**Instruction:** Look through the material below and give the number of lines holding "from", with no other words.

**Data for the task:**

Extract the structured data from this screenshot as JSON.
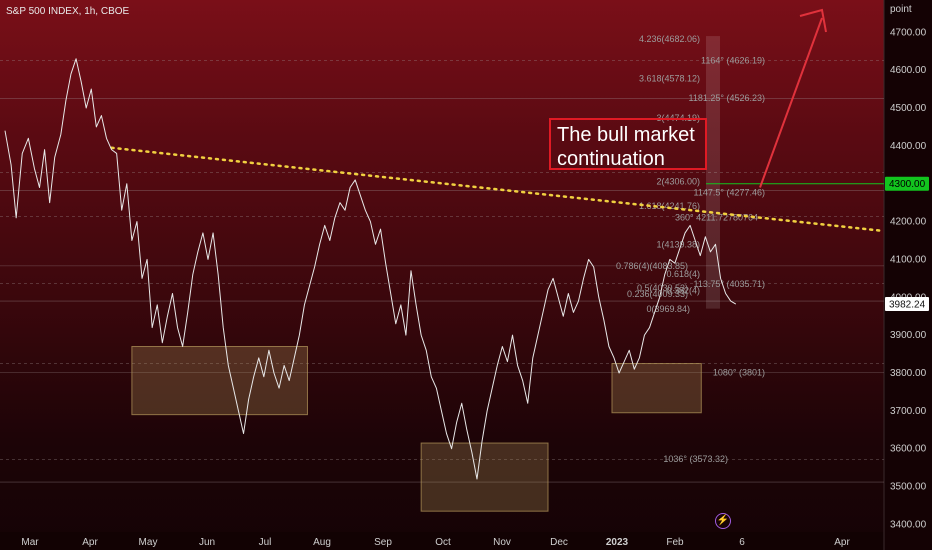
{
  "header": {
    "title": "S&P 500 INDEX, 1h, CBOE",
    "unit": "point"
  },
  "callout": {
    "line1": "The bull market",
    "line2": " continuation"
  },
  "colors": {
    "accent_green": "#12c41e",
    "arrow_red": "#e0323c",
    "trend_yellow": "#f0d040",
    "box_tan": "#b79a5c"
  },
  "chart_data": {
    "type": "line",
    "title": "S&P 500 INDEX, 1h, CBOE",
    "x_ticks": [
      "Mar",
      "Apr",
      "May",
      "Jun",
      "Jul",
      "Aug",
      "Sep",
      "Oct",
      "Nov",
      "Dec",
      "2023",
      "Feb",
      "6",
      "Apr"
    ],
    "ylim": [
      3380,
      4780
    ],
    "y_ticks": [
      3400,
      3500,
      3600,
      3700,
      3800,
      3900,
      4000,
      4100,
      4200,
      4300,
      4400,
      4500,
      4600,
      4700
    ],
    "y_tick_labels": [
      "3400.00",
      "3500.00",
      "3600.00",
      "3700.00",
      "3800.00",
      "3900.00",
      "4000.00",
      "4100.00",
      "4200.00",
      "4300.00",
      "4400.00",
      "4500.00",
      "4600.00",
      "4700.00"
    ],
    "price_badges": [
      {
        "label": "4300.00",
        "value": 4300,
        "style": "green"
      },
      {
        "label": "3982.24",
        "value": 3982.24,
        "style": "current"
      }
    ],
    "horizontal_lines": [
      4625,
      4525,
      4330,
      4282,
      4213,
      4083,
      4036,
      3990,
      3825,
      3801,
      3572,
      3512
    ],
    "series": [
      {
        "values": [
          [
            0,
            4440
          ],
          [
            0.6,
            4350
          ],
          [
            1.1,
            4210
          ],
          [
            1.7,
            4380
          ],
          [
            2.3,
            4420
          ],
          [
            2.9,
            4340
          ],
          [
            3.4,
            4290
          ],
          [
            3.9,
            4390
          ],
          [
            4.4,
            4250
          ],
          [
            4.9,
            4370
          ],
          [
            5.5,
            4430
          ],
          [
            6.0,
            4520
          ],
          [
            6.5,
            4590
          ],
          [
            7.0,
            4630
          ],
          [
            7.5,
            4570
          ],
          [
            8.0,
            4500
          ],
          [
            8.5,
            4550
          ],
          [
            9.0,
            4450
          ],
          [
            9.5,
            4480
          ],
          [
            10.0,
            4420
          ],
          [
            10.5,
            4390
          ],
          [
            11.0,
            4380
          ],
          [
            11.5,
            4230
          ],
          [
            12.0,
            4300
          ],
          [
            12.5,
            4150
          ],
          [
            13.0,
            4200
          ],
          [
            13.5,
            4050
          ],
          [
            14.0,
            4100
          ],
          [
            14.5,
            3920
          ],
          [
            15.0,
            3980
          ],
          [
            15.5,
            3880
          ],
          [
            16.0,
            3950
          ],
          [
            16.5,
            4010
          ],
          [
            17.0,
            3920
          ],
          [
            17.5,
            3870
          ],
          [
            18.0,
            3960
          ],
          [
            18.5,
            4060
          ],
          [
            19.0,
            4120
          ],
          [
            19.5,
            4170
          ],
          [
            20.0,
            4100
          ],
          [
            20.5,
            4170
          ],
          [
            21.0,
            4060
          ],
          [
            21.5,
            3920
          ],
          [
            22.0,
            3820
          ],
          [
            22.5,
            3760
          ],
          [
            23.0,
            3700
          ],
          [
            23.5,
            3640
          ],
          [
            24.0,
            3730
          ],
          [
            24.5,
            3790
          ],
          [
            25.0,
            3840
          ],
          [
            25.5,
            3790
          ],
          [
            26.0,
            3860
          ],
          [
            26.5,
            3800
          ],
          [
            27.0,
            3760
          ],
          [
            27.5,
            3820
          ],
          [
            28.0,
            3780
          ],
          [
            28.5,
            3840
          ],
          [
            29.0,
            3900
          ],
          [
            29.5,
            3980
          ],
          [
            30.0,
            4030
          ],
          [
            30.5,
            4080
          ],
          [
            31.0,
            4140
          ],
          [
            31.5,
            4190
          ],
          [
            32.0,
            4150
          ],
          [
            32.5,
            4210
          ],
          [
            33.0,
            4250
          ],
          [
            33.5,
            4230
          ],
          [
            34.0,
            4290
          ],
          [
            34.5,
            4310
          ],
          [
            35.0,
            4270
          ],
          [
            35.5,
            4230
          ],
          [
            36.0,
            4200
          ],
          [
            36.5,
            4140
          ],
          [
            37.0,
            4180
          ],
          [
            37.5,
            4090
          ],
          [
            38.0,
            4010
          ],
          [
            38.5,
            3930
          ],
          [
            39.0,
            3980
          ],
          [
            39.5,
            3900
          ],
          [
            40.0,
            4070
          ],
          [
            40.5,
            3980
          ],
          [
            41.0,
            3900
          ],
          [
            41.5,
            3860
          ],
          [
            42.0,
            3790
          ],
          [
            42.5,
            3760
          ],
          [
            43.0,
            3700
          ],
          [
            43.5,
            3640
          ],
          [
            44.0,
            3600
          ],
          [
            44.5,
            3670
          ],
          [
            45.0,
            3720
          ],
          [
            45.5,
            3650
          ],
          [
            46.0,
            3590
          ],
          [
            46.5,
            3520
          ],
          [
            47.0,
            3620
          ],
          [
            47.5,
            3700
          ],
          [
            48.0,
            3760
          ],
          [
            48.5,
            3820
          ],
          [
            49.0,
            3870
          ],
          [
            49.5,
            3830
          ],
          [
            50.0,
            3900
          ],
          [
            50.5,
            3820
          ],
          [
            51.0,
            3780
          ],
          [
            51.5,
            3720
          ],
          [
            52.0,
            3840
          ],
          [
            52.5,
            3900
          ],
          [
            53.0,
            3960
          ],
          [
            53.5,
            4020
          ],
          [
            54.0,
            4050
          ],
          [
            54.5,
            4000
          ],
          [
            55.0,
            3950
          ],
          [
            55.5,
            4010
          ],
          [
            56.0,
            3960
          ],
          [
            56.5,
            3990
          ],
          [
            57.0,
            4050
          ],
          [
            57.5,
            4100
          ],
          [
            58.0,
            4080
          ],
          [
            58.5,
            4000
          ],
          [
            59.0,
            3940
          ],
          [
            59.5,
            3870
          ],
          [
            60.0,
            3840
          ],
          [
            60.5,
            3800
          ],
          [
            61.0,
            3830
          ],
          [
            61.5,
            3860
          ],
          [
            62.0,
            3810
          ],
          [
            62.5,
            3840
          ],
          [
            63.0,
            3900
          ],
          [
            63.5,
            3920
          ],
          [
            64.0,
            3960
          ],
          [
            64.5,
            4000
          ],
          [
            65.0,
            4060
          ],
          [
            65.5,
            4100
          ],
          [
            66.0,
            4090
          ],
          [
            66.5,
            4130
          ],
          [
            67.0,
            4170
          ],
          [
            67.5,
            4190
          ],
          [
            68.0,
            4150
          ],
          [
            68.5,
            4110
          ],
          [
            69.0,
            4160
          ],
          [
            69.5,
            4120
          ],
          [
            70.0,
            4140
          ],
          [
            70.5,
            4050
          ],
          [
            71.0,
            4010
          ],
          [
            71.5,
            3990
          ],
          [
            72.0,
            3982
          ]
        ]
      }
    ],
    "trendline": {
      "from": [
        10.5,
        4395
      ],
      "to": [
        100,
        4175
      ]
    },
    "zones": [
      {
        "x": [
          12.5,
          29.8
        ],
        "y": [
          3690,
          3870
        ]
      },
      {
        "x": [
          41.0,
          53.5
        ],
        "y": [
          3435,
          3615
        ]
      },
      {
        "x": [
          59.8,
          68.6
        ],
        "y": [
          3695,
          3825
        ]
      }
    ],
    "fib_labels": [
      "4.236(4682.06)",
      "1164° (4626.19)",
      "3.618(4578.12)",
      "1181.25° (4526.23)",
      "3(4474.19)",
      "2(4306.00)",
      "1147.5° (4277.46)",
      "1.618(4241.76)",
      "360° 4211.72780764",
      "1(4139.38)",
      "0.786(4)(4083.85)",
      "0.618(4)",
      "113.75° (4035.71)",
      "0.5(4030.53)",
      "0.382(4)",
      "0.236(4009.33)",
      "0(3969.84)",
      "1080° (3801)",
      "1036° (3573.32)"
    ]
  }
}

**Worked answer:** 2